* _Task goal_
Pick out each line in these entries that contains the string "seleccionar".

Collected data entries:
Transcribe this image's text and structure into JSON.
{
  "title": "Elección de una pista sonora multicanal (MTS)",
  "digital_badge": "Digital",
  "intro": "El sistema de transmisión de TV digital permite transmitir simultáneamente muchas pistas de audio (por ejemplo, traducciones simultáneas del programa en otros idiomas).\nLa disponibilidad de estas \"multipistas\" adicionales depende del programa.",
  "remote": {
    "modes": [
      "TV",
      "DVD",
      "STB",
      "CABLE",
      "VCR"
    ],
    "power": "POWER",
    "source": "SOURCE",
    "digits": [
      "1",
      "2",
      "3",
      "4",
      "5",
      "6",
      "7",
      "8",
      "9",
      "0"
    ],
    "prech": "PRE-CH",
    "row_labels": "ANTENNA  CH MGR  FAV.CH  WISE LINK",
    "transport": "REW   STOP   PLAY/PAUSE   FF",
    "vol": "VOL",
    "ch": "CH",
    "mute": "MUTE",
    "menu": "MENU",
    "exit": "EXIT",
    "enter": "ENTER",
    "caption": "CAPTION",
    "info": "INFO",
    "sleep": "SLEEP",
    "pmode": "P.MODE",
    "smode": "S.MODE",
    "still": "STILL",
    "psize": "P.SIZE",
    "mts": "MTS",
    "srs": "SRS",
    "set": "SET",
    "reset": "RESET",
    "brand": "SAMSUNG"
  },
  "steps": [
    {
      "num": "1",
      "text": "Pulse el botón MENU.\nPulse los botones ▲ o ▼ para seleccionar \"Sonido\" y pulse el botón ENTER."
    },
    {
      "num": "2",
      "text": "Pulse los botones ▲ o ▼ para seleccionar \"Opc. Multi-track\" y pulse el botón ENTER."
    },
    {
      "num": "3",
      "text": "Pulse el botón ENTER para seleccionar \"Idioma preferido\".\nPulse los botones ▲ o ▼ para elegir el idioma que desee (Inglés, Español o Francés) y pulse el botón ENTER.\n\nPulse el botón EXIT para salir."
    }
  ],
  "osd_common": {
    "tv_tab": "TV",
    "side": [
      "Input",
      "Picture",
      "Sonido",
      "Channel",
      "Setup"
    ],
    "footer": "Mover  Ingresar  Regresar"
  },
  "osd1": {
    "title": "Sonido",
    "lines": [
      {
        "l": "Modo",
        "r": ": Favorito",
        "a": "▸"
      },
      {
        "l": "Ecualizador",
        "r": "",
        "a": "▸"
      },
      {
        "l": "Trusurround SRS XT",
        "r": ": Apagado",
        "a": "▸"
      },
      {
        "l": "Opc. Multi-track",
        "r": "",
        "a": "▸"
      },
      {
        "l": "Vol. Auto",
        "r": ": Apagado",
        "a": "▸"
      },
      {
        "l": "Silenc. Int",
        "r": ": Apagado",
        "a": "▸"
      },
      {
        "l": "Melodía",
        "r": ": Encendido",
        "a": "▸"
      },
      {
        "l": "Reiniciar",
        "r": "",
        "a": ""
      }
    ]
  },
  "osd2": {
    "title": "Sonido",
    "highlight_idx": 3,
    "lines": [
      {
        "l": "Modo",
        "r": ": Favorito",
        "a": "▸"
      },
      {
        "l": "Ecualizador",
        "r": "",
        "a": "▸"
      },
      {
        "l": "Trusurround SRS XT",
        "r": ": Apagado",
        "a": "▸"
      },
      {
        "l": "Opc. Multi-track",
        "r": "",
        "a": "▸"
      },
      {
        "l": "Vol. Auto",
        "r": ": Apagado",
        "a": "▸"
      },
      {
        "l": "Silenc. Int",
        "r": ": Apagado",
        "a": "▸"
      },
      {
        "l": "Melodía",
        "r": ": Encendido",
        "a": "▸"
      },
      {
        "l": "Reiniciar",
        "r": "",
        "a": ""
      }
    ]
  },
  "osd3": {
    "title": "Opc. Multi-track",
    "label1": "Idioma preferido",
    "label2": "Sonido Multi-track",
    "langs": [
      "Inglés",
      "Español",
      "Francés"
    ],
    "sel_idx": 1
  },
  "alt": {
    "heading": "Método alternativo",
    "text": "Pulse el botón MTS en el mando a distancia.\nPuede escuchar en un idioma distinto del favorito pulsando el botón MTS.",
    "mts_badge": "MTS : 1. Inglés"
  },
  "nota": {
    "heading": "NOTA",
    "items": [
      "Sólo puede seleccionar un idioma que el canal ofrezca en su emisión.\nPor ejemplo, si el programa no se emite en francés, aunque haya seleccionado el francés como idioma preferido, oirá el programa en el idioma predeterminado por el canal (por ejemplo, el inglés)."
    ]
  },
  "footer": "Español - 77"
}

* _Exercise solution_
      "text": "Pulse el botón MENU.\nPulse los botones ▲ o ▼ para seleccionar \"Sonido\" y pulse el botón ENTER."
      "text": "Pulse los botones ▲ o ▼ para seleccionar \"Opc. Multi-track\" y pulse el botón ENTER."
      "text": "Pulse el botón ENTER para seleccionar \"Idioma preferido\".\nPulse los botones ▲ o ▼ para elegir el idioma que desee (Inglés, Español o Francés) y pulse el botón ENTER.\n\nPulse el botón EXIT para salir."
      "Sólo puede seleccionar un idioma que el canal ofrezca en su emisión.\nPor ejemplo, si el programa no se emite en francés, aunque haya seleccionado el francés como idioma preferido, oirá el programa en el idioma predeterminado por el canal (por ejemplo, el inglés)."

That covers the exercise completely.